Records provided:

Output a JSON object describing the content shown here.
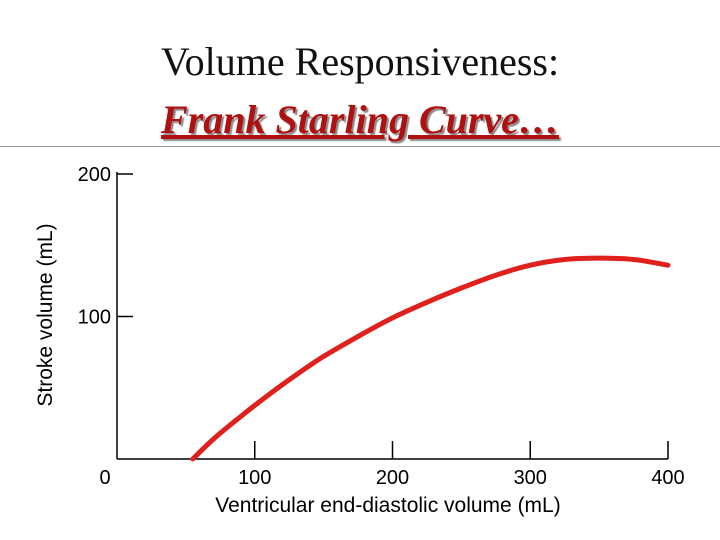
{
  "slide": {
    "title_line1": "Volume Responsiveness:",
    "title_line2": "Frank Starling Curve…"
  },
  "colors": {
    "curve": "#e0201c",
    "title_accent": "#b01010",
    "axis": "#000000"
  },
  "chart_data": {
    "type": "line",
    "xlabel": "Ventricular end-diastolic volume (mL)",
    "ylabel": "Stroke volume (mL)",
    "xlim": [
      0,
      400
    ],
    "ylim": [
      0,
      200
    ],
    "x_ticks": [
      100,
      200,
      300,
      400
    ],
    "y_ticks": [
      100,
      200
    ],
    "origin_label": "0",
    "grid": false,
    "series": [
      {
        "x": [
          55,
          70,
          90,
          110,
          130,
          150,
          175,
          200,
          225,
          250,
          275,
          300,
          325,
          350,
          375,
          400
        ],
        "y": [
          0,
          14,
          30,
          45,
          59,
          72,
          86,
          99,
          110,
          120,
          129,
          136,
          140,
          141,
          140,
          136
        ]
      }
    ]
  }
}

Task statement: Omit the pictures. Transcribe every record exactly.

Problem solution:
Output a JSON object describing the content shown here.
{
  "slide": {
    "title_line1": "Volume Responsiveness:",
    "title_line2": "Frank Starling Curve…"
  },
  "colors": {
    "curve": "#e0201c",
    "title_accent": "#b01010",
    "axis": "#000000"
  },
  "chart_data": {
    "type": "line",
    "xlabel": "Ventricular end-diastolic volume (mL)",
    "ylabel": "Stroke volume (mL)",
    "xlim": [
      0,
      400
    ],
    "ylim": [
      0,
      200
    ],
    "x_ticks": [
      100,
      200,
      300,
      400
    ],
    "y_ticks": [
      100,
      200
    ],
    "origin_label": "0",
    "grid": false,
    "series": [
      {
        "x": [
          55,
          70,
          90,
          110,
          130,
          150,
          175,
          200,
          225,
          250,
          275,
          300,
          325,
          350,
          375,
          400
        ],
        "y": [
          0,
          14,
          30,
          45,
          59,
          72,
          86,
          99,
          110,
          120,
          129,
          136,
          140,
          141,
          140,
          136
        ]
      }
    ]
  }
}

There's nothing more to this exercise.